For each line below that contains the string "classification", copy that line.
** Begin **
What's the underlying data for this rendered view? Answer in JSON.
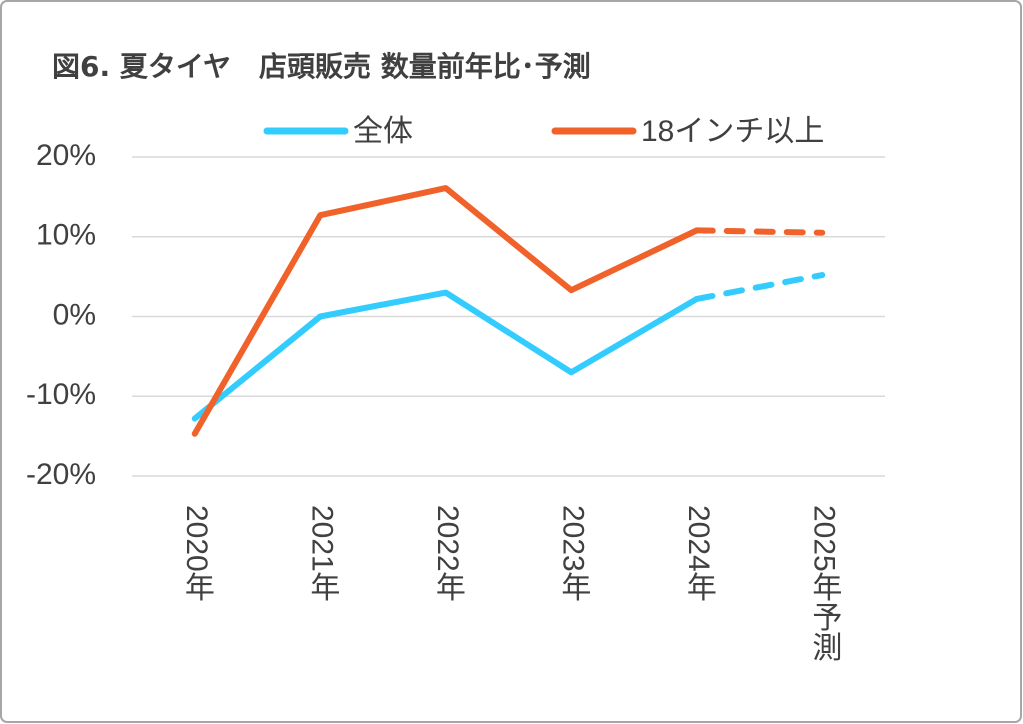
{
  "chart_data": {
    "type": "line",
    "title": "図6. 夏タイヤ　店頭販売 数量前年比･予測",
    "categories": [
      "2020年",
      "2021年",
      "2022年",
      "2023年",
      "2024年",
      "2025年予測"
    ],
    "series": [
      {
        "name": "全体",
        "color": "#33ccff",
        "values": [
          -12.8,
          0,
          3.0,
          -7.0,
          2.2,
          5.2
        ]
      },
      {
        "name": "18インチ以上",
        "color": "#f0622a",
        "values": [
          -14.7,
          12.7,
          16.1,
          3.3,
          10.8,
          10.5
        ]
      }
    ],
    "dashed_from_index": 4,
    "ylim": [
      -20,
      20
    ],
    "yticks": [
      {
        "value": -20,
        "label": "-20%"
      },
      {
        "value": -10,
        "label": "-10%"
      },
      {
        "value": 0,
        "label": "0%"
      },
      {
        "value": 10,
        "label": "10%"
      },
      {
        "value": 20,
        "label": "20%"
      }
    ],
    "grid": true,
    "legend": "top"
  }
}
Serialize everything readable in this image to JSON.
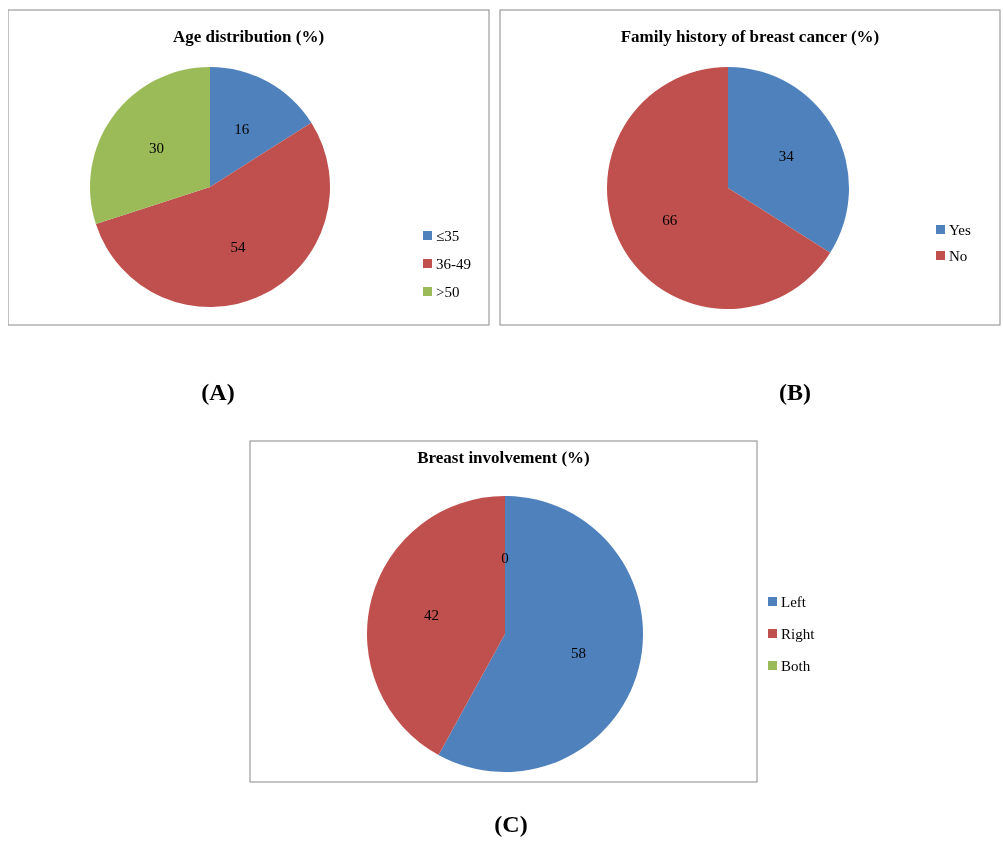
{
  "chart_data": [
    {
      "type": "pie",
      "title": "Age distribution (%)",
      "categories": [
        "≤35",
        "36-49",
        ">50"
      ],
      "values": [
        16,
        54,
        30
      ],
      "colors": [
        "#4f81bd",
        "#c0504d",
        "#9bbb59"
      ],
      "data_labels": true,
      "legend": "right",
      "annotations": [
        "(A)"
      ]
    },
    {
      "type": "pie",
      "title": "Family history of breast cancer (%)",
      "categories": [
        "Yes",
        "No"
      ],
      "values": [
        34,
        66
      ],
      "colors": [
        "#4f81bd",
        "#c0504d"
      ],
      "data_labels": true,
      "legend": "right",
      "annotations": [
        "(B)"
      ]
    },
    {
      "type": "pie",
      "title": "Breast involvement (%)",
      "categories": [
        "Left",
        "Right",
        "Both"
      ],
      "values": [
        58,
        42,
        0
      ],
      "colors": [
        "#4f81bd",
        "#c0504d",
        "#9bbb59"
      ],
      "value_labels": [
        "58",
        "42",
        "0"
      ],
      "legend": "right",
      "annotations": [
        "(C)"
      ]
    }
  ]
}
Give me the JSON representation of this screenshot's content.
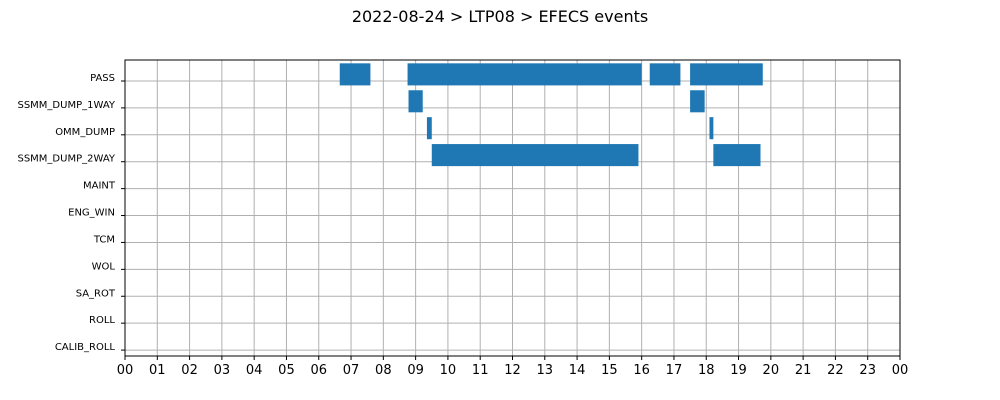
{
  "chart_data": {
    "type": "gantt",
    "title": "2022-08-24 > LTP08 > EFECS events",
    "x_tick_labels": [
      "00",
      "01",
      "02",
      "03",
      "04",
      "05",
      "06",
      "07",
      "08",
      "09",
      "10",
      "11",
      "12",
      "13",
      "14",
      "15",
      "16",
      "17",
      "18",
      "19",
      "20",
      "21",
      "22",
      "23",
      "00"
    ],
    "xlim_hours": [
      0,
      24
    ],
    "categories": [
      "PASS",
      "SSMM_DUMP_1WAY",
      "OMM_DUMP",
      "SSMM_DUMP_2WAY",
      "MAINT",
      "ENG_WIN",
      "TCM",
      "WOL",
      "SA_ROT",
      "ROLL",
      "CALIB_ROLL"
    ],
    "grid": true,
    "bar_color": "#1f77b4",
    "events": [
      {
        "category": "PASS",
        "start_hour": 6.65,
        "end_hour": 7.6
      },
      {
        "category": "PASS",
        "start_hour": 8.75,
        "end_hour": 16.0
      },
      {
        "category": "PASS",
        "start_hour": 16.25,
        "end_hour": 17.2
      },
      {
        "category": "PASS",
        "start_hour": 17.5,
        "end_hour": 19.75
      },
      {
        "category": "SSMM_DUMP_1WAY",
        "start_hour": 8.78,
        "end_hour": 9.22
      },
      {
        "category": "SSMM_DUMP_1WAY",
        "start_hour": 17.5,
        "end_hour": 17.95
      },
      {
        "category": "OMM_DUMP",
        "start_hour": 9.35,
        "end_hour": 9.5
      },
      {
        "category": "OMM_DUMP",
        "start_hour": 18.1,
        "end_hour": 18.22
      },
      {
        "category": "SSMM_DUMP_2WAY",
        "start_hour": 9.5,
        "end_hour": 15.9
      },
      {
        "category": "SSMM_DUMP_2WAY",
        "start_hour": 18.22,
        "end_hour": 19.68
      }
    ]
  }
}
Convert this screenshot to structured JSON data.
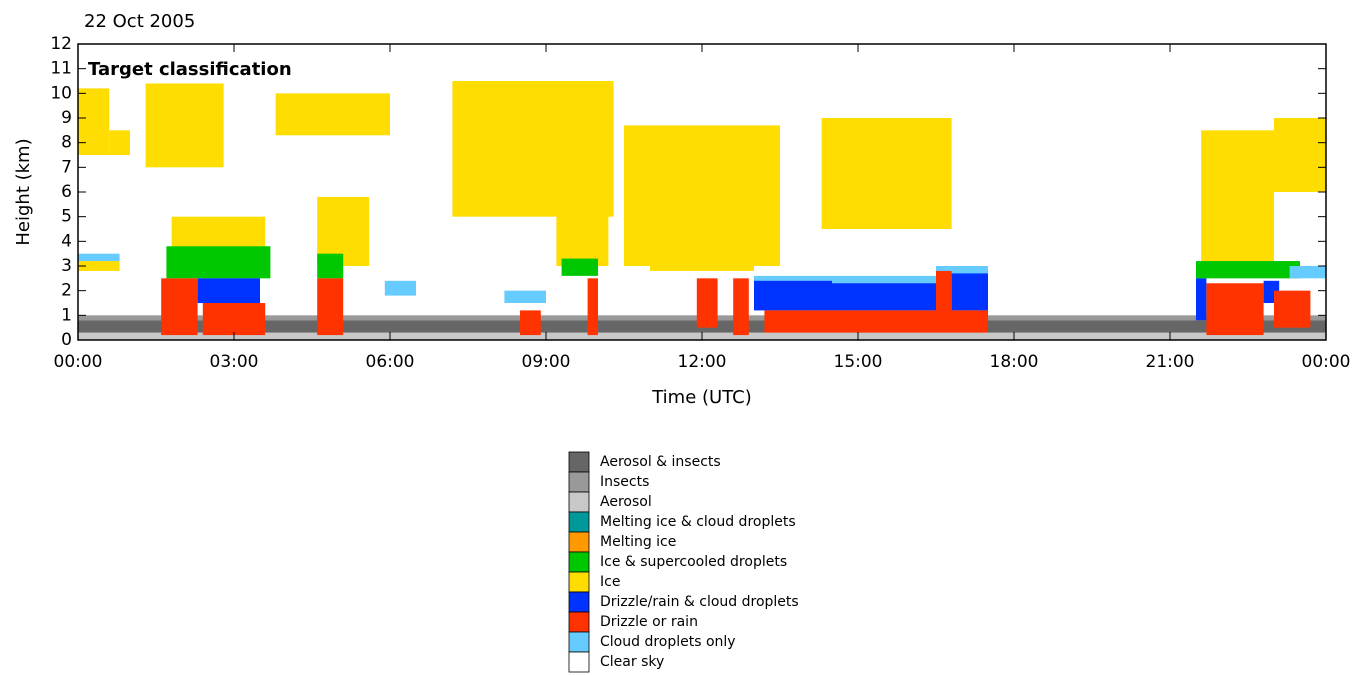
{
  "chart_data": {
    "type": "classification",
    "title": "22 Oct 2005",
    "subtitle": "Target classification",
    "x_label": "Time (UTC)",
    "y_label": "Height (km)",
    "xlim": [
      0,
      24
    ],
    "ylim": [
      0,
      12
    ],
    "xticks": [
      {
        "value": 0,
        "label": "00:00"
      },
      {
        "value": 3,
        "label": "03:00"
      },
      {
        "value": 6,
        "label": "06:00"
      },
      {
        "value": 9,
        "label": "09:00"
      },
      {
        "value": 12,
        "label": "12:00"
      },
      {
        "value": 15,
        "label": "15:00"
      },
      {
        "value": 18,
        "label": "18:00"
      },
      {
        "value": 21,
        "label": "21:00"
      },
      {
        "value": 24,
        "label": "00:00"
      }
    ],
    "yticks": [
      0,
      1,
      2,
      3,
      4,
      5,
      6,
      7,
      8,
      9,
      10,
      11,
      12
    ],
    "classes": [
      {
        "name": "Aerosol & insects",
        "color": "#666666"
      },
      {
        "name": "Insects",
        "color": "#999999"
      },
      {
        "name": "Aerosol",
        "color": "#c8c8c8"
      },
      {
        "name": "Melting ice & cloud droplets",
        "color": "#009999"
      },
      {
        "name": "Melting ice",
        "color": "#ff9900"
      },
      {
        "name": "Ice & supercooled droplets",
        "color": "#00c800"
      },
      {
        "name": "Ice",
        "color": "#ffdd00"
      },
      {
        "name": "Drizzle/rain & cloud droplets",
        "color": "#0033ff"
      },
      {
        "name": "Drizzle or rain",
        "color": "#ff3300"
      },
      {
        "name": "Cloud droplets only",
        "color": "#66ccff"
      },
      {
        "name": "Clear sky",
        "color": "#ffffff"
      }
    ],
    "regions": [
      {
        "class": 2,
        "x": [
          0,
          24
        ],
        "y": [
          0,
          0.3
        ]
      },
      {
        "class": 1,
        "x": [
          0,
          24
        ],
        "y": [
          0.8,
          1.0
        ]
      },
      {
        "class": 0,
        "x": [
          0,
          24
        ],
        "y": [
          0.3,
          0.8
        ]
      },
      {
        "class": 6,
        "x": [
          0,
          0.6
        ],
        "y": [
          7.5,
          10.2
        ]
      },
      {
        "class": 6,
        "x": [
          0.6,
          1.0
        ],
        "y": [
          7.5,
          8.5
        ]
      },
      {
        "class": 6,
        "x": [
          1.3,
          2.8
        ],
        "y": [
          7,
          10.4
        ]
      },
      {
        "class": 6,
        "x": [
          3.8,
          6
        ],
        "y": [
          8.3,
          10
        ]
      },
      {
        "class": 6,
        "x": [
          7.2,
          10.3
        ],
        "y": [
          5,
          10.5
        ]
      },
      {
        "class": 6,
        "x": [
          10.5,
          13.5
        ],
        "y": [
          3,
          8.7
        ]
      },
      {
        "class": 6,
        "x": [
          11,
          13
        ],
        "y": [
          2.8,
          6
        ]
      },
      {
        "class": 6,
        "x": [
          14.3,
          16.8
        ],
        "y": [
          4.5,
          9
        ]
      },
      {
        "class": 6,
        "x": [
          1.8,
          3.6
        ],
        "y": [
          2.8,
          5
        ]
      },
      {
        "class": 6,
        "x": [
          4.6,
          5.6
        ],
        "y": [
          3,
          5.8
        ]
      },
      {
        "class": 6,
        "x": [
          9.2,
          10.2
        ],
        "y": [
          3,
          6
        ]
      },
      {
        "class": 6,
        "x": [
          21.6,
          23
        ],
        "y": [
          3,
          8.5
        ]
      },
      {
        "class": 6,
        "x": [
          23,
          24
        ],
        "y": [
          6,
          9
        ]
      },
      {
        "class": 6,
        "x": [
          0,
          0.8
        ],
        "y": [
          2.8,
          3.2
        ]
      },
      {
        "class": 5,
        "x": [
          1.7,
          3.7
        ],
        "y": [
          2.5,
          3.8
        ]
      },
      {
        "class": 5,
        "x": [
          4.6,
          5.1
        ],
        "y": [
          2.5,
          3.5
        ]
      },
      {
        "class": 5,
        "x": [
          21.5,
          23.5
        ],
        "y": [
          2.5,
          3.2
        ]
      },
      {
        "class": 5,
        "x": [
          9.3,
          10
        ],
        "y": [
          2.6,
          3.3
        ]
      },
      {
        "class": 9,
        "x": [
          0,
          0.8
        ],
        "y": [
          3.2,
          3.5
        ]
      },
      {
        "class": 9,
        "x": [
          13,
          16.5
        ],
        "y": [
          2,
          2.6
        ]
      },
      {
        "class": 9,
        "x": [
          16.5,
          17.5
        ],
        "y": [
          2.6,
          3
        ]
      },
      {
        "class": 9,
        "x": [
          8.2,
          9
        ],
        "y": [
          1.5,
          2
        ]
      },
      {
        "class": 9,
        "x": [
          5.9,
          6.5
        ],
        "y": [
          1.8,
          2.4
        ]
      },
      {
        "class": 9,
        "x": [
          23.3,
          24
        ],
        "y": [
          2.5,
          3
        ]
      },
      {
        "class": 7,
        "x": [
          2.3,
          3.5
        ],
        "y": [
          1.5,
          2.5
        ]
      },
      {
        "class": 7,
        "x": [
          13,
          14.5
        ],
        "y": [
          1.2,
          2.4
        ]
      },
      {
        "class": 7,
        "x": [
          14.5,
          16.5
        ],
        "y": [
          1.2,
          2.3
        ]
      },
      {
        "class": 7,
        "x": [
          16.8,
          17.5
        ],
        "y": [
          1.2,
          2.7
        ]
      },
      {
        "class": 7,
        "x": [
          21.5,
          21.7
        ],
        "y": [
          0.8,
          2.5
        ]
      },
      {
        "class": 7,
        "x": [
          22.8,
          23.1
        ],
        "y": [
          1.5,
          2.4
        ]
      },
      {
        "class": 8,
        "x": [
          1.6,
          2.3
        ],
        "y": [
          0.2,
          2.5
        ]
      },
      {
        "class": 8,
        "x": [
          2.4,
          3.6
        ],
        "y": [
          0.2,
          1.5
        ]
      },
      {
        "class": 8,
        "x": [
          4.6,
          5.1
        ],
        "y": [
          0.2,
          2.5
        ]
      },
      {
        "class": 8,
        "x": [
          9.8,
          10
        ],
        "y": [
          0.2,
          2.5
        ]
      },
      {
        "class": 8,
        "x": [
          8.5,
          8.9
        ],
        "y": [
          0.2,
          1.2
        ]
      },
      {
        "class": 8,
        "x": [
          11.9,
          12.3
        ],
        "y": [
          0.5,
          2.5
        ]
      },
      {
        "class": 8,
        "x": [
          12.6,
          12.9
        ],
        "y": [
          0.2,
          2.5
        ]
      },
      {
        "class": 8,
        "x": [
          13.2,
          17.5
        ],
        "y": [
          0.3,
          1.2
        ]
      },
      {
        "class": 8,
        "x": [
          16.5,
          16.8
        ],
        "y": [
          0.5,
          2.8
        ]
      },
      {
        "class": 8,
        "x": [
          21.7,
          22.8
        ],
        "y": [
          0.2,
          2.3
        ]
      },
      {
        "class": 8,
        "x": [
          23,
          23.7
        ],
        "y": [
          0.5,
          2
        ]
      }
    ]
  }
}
** End **
Full output:
    "type": "classification",
    "subtitle": "Target classification",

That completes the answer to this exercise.